→ **Task to carry out**: Please output every line of the material as it stands, without the pictures.
- - - - - - -
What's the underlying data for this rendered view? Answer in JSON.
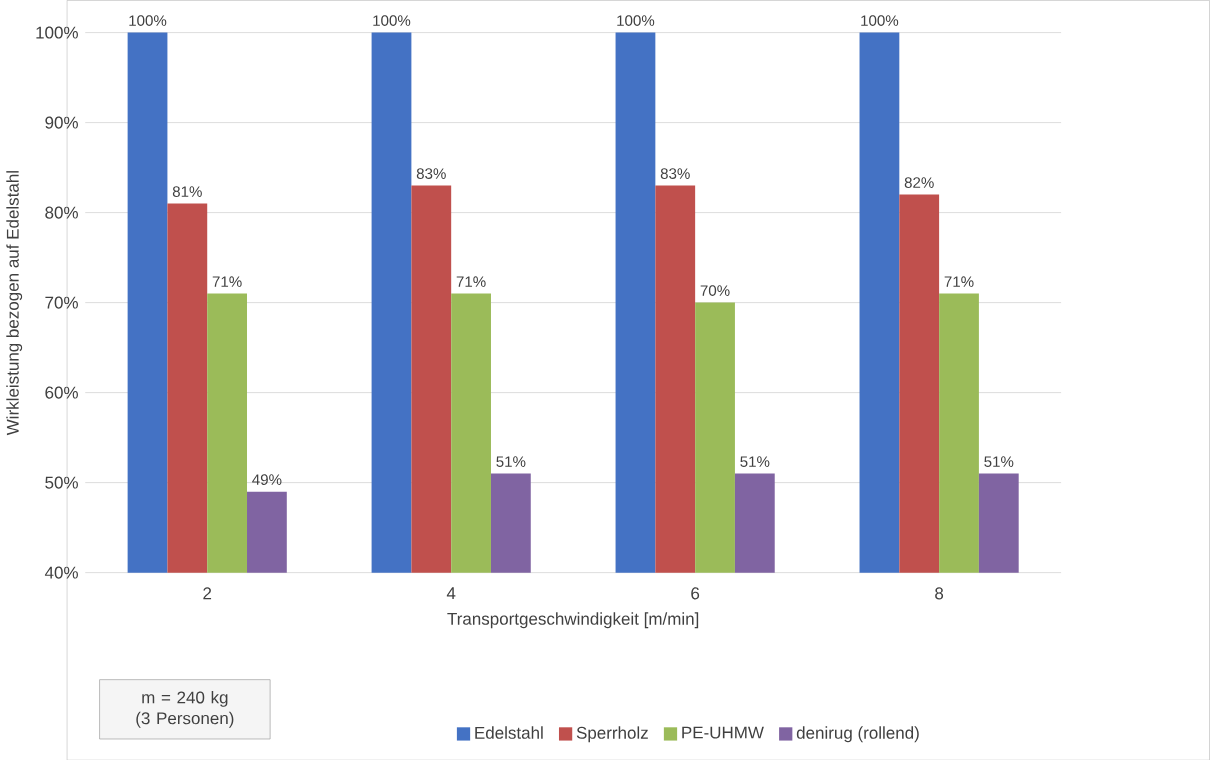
{
  "chart_data": {
    "type": "bar",
    "xlabel": "Transportgeschwindigkeit [m/min]",
    "ylabel": "Wirkleistung bezogen auf Edelstahl",
    "categories": [
      "2",
      "4",
      "6",
      "8"
    ],
    "series": [
      {
        "name": "Edelstahl",
        "color": "#4472c4",
        "values": [
          100,
          100,
          100,
          100
        ],
        "value_labels": [
          "100%",
          "100%",
          "100%",
          "100%"
        ]
      },
      {
        "name": "Sperrholz",
        "color": "#c0504d",
        "values": [
          81,
          83,
          83,
          82
        ],
        "value_labels": [
          "81%",
          "83%",
          "83%",
          "82%"
        ]
      },
      {
        "name": "PE-UHMW",
        "color": "#9bbb59",
        "values": [
          71,
          71,
          70,
          71
        ],
        "value_labels": [
          "71%",
          "71%",
          "70%",
          "71%"
        ]
      },
      {
        "name": "denirug (rollend)",
        "color": "#8064a2",
        "values": [
          49,
          51,
          51,
          51
        ],
        "value_labels": [
          "49%",
          "51%",
          "51%",
          "51%"
        ]
      }
    ],
    "ylim": [
      40,
      100
    ],
    "yticks": [
      {
        "value": 40,
        "label": "40%"
      },
      {
        "value": 50,
        "label": "50%"
      },
      {
        "value": 60,
        "label": "60%"
      },
      {
        "value": 70,
        "label": "70%"
      },
      {
        "value": 80,
        "label": "80%"
      },
      {
        "value": 90,
        "label": "90%"
      },
      {
        "value": 100,
        "label": "100%"
      }
    ],
    "grid": "y",
    "legend": "bottom",
    "annotations": [
      "m = 240 kg (3 Personen)"
    ]
  }
}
- - - - - - -
→ **Response**:
What's the underlying data for this rendered view? Answer in JSON.
{
  "chart_data": {
    "type": "bar",
    "xlabel": "Transportgeschwindigkeit [m/min]",
    "ylabel": "Wirkleistung bezogen auf Edelstahl",
    "categories": [
      "2",
      "4",
      "6",
      "8"
    ],
    "series": [
      {
        "name": "Edelstahl",
        "color": "#4472c4",
        "values": [
          100,
          100,
          100,
          100
        ],
        "value_labels": [
          "100%",
          "100%",
          "100%",
          "100%"
        ]
      },
      {
        "name": "Sperrholz",
        "color": "#c0504d",
        "values": [
          81,
          83,
          83,
          82
        ],
        "value_labels": [
          "81%",
          "83%",
          "83%",
          "82%"
        ]
      },
      {
        "name": "PE-UHMW",
        "color": "#9bbb59",
        "values": [
          71,
          71,
          70,
          71
        ],
        "value_labels": [
          "71%",
          "71%",
          "70%",
          "71%"
        ]
      },
      {
        "name": "denirug (rollend)",
        "color": "#8064a2",
        "values": [
          49,
          51,
          51,
          51
        ],
        "value_labels": [
          "49%",
          "51%",
          "51%",
          "51%"
        ]
      }
    ],
    "ylim": [
      40,
      100
    ],
    "yticks": [
      {
        "value": 40,
        "label": "40%"
      },
      {
        "value": 50,
        "label": "50%"
      },
      {
        "value": 60,
        "label": "60%"
      },
      {
        "value": 70,
        "label": "70%"
      },
      {
        "value": 80,
        "label": "80%"
      },
      {
        "value": 90,
        "label": "90%"
      },
      {
        "value": 100,
        "label": "100%"
      }
    ],
    "grid": "y",
    "legend": "bottom",
    "annotations": [
      "m = 240 kg (3 Personen)"
    ]
  }
}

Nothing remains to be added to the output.